● **Exercise objective**
Give the number of lines in this listing that contain "több", with no other words.

● **Task material**
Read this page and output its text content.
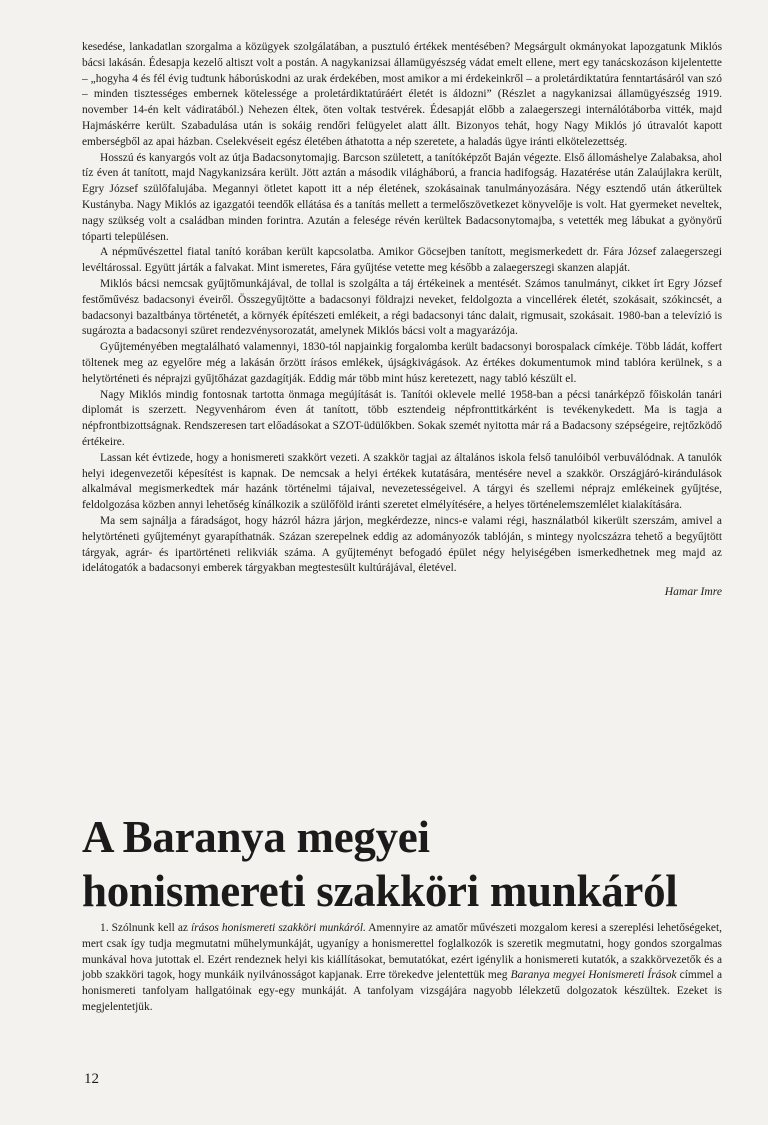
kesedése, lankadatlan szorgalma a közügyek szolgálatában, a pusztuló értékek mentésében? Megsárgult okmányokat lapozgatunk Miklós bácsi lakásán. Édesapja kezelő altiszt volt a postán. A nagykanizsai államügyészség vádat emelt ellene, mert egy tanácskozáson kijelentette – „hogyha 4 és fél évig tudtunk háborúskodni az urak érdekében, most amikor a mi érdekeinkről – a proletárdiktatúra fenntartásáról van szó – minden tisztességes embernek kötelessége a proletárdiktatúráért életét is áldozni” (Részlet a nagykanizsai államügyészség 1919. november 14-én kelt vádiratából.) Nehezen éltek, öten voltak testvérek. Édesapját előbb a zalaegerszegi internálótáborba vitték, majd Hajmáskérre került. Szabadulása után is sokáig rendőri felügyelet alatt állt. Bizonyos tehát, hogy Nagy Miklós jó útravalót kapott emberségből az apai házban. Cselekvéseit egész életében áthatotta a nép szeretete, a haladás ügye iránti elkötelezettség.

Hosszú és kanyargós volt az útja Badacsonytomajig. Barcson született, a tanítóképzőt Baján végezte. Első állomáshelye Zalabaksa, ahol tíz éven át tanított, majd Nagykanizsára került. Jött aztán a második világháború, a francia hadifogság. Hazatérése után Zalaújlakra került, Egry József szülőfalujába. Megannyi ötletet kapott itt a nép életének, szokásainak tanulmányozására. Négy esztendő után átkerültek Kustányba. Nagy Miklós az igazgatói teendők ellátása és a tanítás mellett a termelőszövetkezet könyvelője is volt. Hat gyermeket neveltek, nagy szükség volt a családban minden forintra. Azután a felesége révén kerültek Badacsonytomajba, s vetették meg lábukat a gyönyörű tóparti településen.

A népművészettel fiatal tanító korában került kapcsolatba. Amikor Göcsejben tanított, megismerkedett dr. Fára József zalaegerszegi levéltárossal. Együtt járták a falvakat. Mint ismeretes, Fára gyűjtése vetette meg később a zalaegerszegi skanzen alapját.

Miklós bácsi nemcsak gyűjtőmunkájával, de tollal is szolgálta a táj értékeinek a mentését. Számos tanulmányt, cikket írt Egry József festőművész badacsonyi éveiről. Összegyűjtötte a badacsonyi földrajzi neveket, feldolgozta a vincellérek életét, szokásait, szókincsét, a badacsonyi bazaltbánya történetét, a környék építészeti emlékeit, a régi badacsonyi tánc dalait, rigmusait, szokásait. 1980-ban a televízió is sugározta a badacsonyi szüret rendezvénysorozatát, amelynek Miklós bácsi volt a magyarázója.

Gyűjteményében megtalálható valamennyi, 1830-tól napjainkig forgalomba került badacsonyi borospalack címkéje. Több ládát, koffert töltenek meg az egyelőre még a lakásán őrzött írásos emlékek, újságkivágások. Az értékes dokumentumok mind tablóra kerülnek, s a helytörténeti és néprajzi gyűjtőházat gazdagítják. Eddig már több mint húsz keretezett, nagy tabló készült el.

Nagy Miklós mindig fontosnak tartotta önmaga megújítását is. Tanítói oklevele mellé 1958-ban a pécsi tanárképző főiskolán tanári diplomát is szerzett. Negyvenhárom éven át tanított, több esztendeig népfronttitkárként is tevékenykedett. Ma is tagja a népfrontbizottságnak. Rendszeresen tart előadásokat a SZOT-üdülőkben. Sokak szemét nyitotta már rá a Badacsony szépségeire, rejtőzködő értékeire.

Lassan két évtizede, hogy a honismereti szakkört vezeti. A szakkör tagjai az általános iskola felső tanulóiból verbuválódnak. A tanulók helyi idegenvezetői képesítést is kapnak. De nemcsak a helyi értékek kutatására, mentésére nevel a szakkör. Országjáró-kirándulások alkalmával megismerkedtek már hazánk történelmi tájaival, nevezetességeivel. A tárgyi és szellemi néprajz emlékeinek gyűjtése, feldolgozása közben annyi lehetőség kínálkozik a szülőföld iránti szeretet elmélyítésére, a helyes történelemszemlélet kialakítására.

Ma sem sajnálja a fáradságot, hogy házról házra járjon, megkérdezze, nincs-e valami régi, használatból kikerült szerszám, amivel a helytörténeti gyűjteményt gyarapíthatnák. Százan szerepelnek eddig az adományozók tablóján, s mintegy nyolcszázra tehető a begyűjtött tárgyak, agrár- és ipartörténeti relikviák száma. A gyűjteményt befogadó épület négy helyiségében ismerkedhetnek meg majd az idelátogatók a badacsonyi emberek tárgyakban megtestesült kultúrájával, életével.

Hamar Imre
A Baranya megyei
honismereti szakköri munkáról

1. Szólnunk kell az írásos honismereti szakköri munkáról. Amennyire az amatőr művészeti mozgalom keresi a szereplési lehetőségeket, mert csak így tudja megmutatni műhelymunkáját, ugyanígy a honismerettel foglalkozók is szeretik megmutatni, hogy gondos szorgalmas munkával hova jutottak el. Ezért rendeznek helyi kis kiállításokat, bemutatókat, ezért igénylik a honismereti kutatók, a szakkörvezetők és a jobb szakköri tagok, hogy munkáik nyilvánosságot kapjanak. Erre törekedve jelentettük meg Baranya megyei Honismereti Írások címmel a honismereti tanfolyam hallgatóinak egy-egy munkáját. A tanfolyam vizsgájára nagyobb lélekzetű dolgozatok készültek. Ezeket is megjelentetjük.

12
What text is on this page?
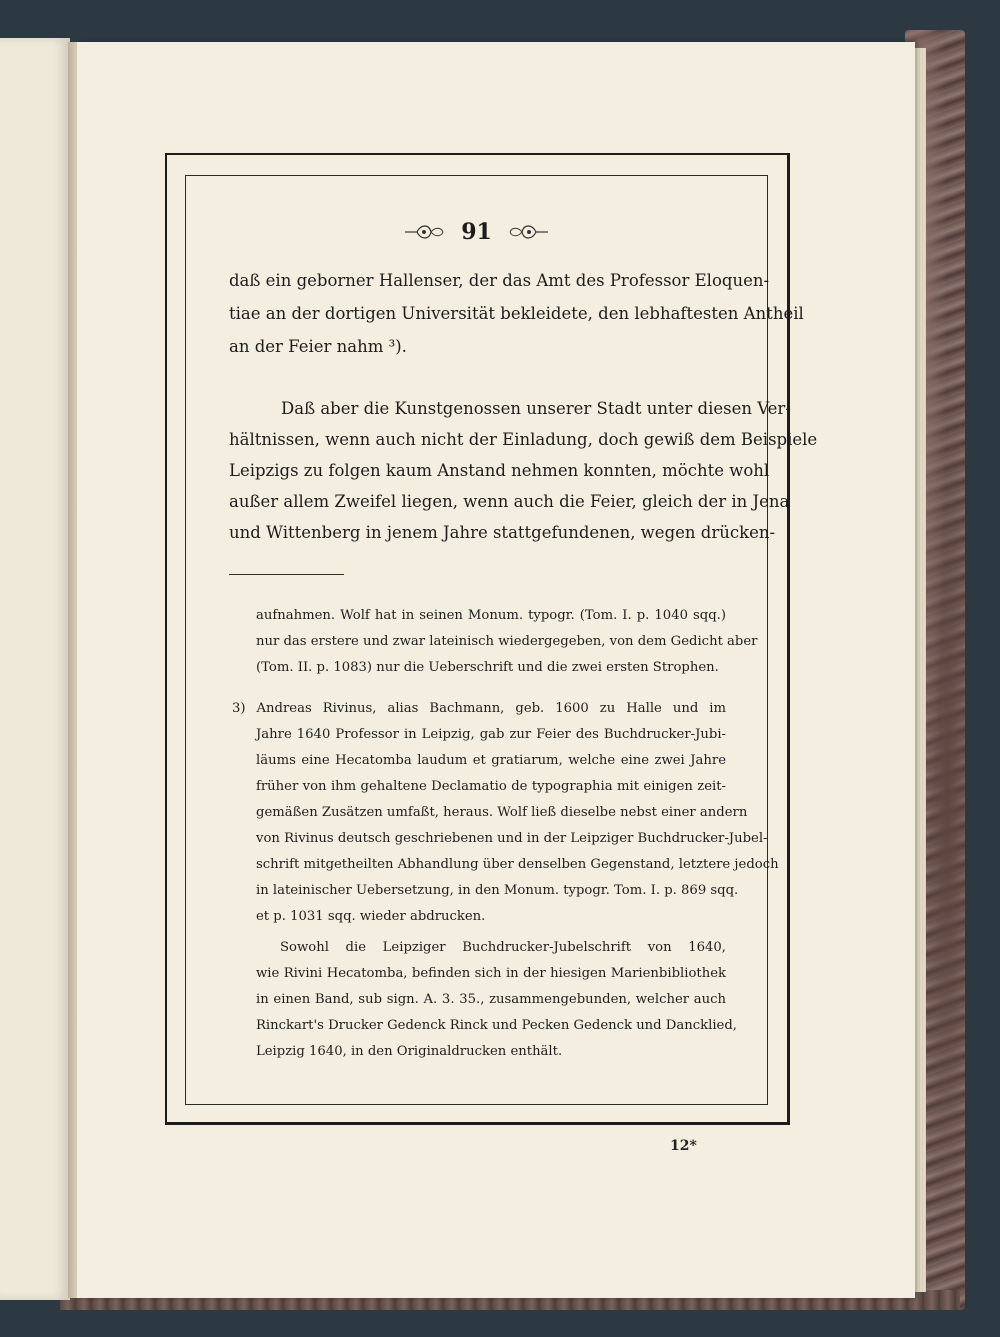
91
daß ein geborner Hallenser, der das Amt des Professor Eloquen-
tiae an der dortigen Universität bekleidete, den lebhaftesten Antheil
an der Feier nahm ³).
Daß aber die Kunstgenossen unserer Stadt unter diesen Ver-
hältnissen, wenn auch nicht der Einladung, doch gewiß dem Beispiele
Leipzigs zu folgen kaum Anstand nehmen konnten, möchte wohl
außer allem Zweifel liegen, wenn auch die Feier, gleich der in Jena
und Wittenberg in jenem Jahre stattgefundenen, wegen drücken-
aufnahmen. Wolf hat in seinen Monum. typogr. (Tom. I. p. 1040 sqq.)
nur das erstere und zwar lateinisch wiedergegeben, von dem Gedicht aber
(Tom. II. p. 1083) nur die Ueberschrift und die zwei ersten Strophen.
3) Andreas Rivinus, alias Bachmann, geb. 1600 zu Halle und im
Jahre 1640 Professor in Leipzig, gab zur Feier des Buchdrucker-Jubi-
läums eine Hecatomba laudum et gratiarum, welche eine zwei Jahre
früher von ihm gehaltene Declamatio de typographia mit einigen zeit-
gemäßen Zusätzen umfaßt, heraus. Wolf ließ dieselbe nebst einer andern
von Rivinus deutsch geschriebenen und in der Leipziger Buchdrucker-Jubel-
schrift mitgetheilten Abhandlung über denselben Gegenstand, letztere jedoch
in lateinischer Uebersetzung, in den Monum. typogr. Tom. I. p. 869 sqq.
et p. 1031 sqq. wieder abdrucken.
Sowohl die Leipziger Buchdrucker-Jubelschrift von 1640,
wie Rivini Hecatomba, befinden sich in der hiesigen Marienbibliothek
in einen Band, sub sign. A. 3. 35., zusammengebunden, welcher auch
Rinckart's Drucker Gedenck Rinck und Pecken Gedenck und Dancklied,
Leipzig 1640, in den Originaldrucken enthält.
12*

* * *

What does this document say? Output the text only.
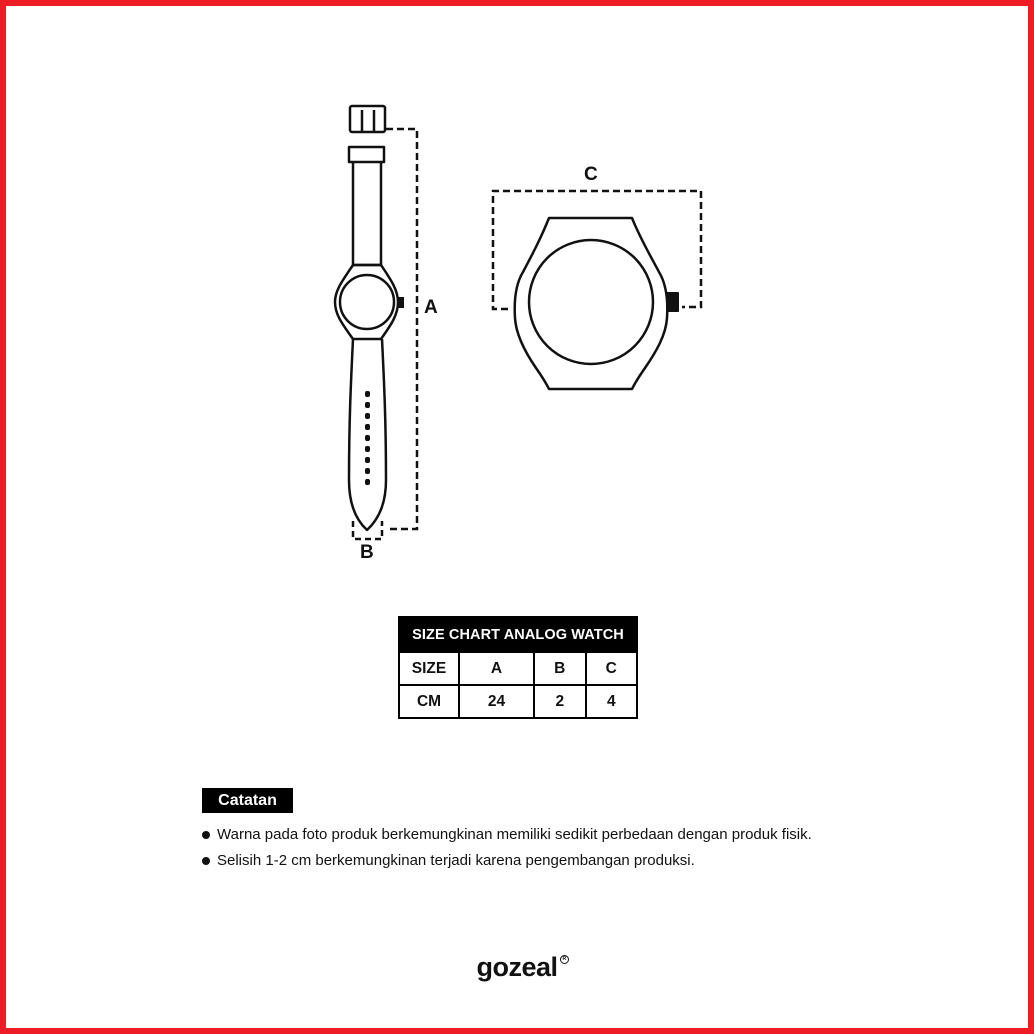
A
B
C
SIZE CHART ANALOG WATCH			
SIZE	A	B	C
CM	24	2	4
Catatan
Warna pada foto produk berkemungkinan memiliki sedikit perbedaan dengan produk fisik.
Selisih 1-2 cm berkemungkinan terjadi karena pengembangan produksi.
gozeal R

--

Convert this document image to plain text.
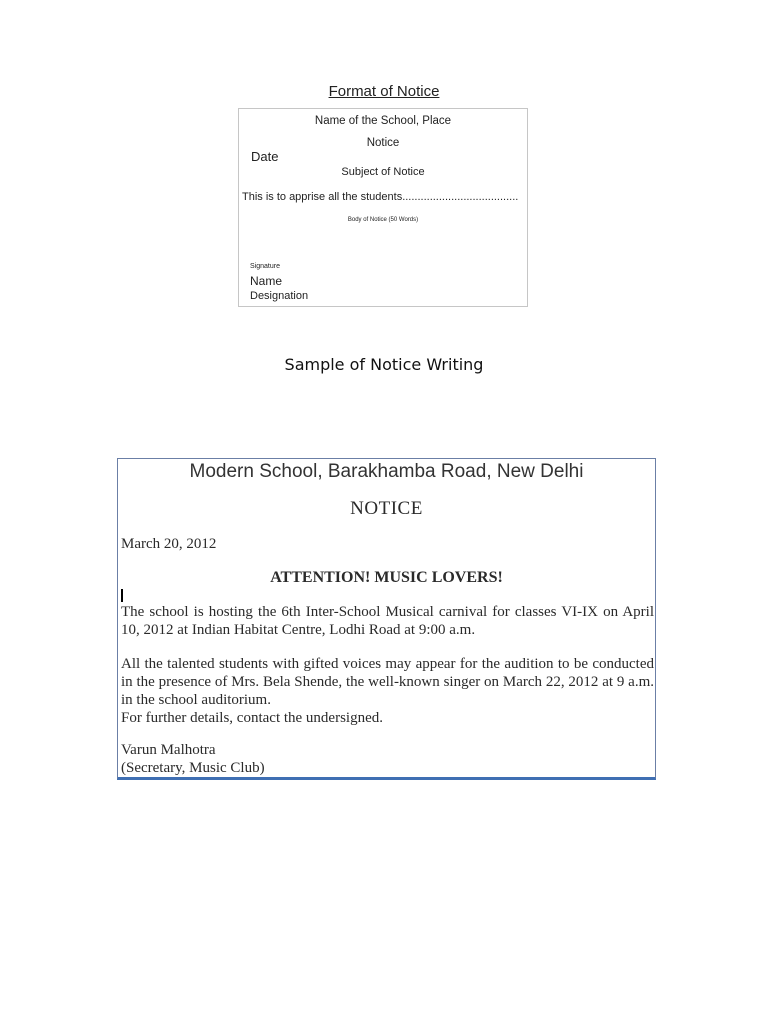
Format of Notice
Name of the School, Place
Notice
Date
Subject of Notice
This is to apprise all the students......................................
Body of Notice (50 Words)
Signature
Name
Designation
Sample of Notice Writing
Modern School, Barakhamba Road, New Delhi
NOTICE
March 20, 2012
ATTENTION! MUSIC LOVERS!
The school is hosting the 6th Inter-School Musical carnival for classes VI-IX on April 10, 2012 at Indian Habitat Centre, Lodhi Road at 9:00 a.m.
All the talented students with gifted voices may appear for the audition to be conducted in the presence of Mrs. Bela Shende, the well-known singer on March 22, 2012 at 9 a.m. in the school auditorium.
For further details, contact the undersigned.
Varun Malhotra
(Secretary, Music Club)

● **Output of the exercise**
2